- **INPUT DATA**
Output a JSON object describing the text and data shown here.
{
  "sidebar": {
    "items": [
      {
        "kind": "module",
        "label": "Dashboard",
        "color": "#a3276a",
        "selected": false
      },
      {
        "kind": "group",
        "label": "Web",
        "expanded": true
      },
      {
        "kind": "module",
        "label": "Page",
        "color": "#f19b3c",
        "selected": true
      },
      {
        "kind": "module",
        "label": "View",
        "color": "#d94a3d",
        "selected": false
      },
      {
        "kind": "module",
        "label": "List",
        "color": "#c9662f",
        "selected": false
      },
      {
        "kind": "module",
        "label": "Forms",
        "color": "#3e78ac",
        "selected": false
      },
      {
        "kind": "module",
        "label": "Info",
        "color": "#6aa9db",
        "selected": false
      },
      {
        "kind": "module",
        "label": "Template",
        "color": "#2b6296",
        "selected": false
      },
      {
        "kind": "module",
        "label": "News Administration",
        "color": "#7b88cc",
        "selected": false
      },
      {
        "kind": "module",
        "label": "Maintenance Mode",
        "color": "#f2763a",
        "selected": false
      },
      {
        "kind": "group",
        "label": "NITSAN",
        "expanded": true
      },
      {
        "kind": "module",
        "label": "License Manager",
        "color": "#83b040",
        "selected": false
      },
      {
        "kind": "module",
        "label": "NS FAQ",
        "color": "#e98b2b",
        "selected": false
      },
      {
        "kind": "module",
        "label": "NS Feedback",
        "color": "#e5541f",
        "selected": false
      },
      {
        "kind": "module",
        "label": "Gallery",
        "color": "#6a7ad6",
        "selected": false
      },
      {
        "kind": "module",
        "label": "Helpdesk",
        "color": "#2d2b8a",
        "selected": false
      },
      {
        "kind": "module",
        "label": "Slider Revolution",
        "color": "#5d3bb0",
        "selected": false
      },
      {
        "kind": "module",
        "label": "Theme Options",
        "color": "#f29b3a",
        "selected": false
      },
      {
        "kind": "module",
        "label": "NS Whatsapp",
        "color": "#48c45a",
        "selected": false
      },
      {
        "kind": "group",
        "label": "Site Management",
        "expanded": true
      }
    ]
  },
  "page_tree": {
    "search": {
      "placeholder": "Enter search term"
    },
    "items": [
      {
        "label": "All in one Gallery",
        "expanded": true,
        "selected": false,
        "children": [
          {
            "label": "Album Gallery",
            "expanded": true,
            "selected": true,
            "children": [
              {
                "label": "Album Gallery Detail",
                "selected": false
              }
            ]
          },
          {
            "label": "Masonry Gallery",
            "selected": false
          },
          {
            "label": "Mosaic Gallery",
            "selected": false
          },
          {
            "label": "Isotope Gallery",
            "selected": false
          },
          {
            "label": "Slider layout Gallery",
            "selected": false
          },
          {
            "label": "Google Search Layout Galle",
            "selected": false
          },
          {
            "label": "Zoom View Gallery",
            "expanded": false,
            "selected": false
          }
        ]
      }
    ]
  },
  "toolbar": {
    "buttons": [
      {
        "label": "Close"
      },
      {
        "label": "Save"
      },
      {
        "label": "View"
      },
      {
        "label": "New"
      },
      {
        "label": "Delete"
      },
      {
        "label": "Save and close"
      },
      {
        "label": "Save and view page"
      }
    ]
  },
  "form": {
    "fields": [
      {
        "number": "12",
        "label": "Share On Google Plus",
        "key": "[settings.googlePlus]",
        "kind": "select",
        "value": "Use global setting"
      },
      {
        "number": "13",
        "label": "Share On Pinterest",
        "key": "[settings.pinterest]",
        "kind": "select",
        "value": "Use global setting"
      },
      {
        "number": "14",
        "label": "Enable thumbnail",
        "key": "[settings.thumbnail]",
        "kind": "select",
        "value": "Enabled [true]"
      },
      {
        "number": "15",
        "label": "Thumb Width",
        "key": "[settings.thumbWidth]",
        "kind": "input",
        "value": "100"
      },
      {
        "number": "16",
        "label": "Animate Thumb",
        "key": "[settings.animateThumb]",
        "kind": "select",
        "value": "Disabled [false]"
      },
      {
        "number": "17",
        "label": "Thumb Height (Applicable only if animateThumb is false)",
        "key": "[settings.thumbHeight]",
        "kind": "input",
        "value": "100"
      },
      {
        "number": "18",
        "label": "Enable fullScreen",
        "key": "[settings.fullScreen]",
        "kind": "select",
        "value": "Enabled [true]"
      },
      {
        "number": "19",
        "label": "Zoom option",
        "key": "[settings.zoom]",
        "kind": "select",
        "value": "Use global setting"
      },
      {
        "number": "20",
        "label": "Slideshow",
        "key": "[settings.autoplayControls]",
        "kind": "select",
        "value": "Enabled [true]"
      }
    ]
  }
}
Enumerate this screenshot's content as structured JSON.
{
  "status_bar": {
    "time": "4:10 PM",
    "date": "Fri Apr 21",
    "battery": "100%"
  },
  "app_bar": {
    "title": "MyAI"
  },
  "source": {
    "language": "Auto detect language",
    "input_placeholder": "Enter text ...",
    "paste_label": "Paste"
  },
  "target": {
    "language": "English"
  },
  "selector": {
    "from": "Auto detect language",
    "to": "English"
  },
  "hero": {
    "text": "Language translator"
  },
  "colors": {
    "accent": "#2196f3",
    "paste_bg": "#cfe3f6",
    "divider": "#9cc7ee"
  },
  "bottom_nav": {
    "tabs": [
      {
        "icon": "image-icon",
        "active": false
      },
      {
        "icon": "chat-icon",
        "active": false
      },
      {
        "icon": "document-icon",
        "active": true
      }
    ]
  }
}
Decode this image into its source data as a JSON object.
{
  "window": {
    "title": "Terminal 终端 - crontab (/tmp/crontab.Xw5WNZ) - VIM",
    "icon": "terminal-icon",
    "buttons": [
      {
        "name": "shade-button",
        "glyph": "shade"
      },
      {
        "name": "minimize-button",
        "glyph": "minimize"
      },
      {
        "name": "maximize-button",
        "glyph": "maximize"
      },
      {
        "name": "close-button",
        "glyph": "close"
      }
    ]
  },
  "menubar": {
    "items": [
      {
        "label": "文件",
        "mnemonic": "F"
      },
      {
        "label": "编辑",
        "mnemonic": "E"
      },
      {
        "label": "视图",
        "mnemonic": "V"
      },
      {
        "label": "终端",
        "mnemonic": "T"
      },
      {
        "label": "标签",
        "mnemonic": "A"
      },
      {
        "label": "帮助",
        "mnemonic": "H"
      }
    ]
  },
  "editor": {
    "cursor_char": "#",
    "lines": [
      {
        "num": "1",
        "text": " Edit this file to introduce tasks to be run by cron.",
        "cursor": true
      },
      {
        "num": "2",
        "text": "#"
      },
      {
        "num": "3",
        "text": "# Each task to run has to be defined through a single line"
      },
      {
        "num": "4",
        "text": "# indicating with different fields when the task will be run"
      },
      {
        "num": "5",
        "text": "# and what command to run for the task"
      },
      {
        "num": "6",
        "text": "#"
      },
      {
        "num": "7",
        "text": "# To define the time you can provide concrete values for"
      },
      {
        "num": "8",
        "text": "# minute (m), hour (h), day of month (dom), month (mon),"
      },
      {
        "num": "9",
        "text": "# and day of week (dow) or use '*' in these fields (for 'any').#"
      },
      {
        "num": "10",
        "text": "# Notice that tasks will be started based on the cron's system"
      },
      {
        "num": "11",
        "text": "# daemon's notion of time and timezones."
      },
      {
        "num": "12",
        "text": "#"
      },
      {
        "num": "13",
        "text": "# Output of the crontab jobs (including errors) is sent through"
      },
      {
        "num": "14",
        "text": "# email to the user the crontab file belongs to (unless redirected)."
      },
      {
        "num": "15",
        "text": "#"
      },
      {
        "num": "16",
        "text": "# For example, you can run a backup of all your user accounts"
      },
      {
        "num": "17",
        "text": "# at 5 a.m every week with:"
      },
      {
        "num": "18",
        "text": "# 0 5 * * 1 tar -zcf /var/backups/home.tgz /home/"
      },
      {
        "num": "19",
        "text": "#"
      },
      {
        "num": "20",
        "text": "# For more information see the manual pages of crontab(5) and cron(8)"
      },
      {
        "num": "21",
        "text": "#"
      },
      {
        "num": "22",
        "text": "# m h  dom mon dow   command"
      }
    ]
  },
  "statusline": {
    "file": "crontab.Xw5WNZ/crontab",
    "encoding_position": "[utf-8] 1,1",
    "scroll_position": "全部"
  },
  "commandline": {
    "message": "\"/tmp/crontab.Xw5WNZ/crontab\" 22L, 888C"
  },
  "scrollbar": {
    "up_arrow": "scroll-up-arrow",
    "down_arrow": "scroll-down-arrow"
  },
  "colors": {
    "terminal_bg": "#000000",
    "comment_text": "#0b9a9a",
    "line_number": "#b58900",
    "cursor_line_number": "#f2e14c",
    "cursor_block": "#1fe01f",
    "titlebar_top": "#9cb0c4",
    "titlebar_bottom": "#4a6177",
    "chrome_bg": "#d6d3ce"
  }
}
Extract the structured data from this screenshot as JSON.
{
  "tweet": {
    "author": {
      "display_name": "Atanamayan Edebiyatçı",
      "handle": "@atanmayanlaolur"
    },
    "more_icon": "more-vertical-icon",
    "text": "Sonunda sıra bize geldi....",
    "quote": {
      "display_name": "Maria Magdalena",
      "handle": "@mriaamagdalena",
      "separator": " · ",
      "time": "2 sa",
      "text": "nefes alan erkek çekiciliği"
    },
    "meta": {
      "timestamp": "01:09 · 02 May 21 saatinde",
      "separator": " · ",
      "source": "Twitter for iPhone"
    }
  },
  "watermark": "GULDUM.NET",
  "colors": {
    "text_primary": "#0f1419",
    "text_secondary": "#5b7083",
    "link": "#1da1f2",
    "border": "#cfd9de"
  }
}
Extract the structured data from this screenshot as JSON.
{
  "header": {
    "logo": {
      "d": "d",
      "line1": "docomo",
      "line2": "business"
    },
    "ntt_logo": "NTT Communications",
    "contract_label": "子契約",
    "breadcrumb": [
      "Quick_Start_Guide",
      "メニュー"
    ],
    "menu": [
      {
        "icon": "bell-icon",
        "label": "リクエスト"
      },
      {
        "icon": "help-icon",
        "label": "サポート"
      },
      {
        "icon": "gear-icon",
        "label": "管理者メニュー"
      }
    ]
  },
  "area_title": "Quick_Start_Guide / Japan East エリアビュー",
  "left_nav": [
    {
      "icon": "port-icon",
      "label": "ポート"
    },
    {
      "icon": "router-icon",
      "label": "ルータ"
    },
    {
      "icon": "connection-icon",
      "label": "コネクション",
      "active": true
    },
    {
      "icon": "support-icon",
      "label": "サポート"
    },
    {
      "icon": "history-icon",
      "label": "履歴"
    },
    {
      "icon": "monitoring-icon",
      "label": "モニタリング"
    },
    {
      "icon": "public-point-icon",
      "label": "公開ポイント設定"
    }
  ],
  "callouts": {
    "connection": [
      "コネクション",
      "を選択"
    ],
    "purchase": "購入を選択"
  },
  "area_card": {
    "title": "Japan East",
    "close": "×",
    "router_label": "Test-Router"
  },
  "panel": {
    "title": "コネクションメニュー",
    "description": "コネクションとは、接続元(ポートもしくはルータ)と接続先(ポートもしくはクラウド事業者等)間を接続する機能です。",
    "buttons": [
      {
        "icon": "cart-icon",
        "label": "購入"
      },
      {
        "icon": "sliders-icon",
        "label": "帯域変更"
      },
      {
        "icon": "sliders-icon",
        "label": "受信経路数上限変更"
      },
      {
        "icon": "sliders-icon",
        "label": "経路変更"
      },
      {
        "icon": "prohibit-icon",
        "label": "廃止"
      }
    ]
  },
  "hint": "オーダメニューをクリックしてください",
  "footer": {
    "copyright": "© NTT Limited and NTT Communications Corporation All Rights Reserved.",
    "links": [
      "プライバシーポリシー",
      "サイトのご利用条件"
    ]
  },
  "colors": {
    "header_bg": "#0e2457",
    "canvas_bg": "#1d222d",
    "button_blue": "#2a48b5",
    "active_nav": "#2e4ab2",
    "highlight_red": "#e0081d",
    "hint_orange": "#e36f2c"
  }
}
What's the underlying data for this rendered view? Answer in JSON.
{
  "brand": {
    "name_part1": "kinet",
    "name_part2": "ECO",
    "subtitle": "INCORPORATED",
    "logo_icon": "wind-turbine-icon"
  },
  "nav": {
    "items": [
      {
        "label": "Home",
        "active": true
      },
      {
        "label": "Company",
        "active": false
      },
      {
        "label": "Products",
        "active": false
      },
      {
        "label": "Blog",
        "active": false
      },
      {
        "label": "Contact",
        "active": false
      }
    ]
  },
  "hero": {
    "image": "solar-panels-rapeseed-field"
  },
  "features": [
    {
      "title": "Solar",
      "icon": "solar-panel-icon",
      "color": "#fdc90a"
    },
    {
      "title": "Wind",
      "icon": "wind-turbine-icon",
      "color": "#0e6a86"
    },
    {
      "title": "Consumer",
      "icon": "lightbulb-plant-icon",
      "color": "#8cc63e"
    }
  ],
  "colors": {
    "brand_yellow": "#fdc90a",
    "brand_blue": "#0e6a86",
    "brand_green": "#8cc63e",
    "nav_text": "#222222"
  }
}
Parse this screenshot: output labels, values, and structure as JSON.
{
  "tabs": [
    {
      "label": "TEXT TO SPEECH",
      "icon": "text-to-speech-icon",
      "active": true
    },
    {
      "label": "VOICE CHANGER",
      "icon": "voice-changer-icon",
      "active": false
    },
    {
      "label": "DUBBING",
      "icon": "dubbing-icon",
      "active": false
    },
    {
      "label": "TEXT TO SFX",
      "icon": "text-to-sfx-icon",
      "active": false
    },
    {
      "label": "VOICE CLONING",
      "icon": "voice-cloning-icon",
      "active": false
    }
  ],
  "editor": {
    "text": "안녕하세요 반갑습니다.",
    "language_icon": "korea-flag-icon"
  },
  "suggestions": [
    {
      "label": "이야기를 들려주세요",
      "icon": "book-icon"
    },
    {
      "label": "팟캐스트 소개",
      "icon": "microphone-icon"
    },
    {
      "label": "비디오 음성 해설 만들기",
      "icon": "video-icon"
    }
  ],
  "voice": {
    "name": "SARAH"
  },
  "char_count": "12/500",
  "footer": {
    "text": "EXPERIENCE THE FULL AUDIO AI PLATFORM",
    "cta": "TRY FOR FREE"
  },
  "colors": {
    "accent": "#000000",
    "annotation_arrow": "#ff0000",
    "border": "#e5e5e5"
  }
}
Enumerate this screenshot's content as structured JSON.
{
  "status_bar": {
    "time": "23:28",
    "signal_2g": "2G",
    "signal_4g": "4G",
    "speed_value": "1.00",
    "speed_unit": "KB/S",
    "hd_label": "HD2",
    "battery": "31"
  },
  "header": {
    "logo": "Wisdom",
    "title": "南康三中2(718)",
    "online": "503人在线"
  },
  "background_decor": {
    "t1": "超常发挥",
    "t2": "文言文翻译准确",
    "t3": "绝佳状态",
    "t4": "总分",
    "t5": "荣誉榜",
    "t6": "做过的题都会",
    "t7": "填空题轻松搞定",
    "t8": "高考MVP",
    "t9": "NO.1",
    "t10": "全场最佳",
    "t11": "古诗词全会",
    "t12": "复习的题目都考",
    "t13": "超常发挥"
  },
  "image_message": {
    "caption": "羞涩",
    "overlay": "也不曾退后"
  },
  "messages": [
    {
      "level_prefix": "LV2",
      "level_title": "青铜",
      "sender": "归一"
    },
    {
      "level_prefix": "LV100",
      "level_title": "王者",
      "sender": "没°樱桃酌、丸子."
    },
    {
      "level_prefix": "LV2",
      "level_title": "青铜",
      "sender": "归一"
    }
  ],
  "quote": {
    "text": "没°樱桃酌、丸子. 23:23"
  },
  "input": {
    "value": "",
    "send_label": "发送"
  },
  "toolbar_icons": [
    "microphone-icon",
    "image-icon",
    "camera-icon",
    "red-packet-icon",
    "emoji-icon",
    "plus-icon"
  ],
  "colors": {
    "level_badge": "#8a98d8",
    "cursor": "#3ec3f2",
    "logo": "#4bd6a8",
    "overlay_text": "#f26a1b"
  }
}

- **AIM**
Only a number is wanted: how many lines contain "mnemonic"?

- **FINAL RESULT**
6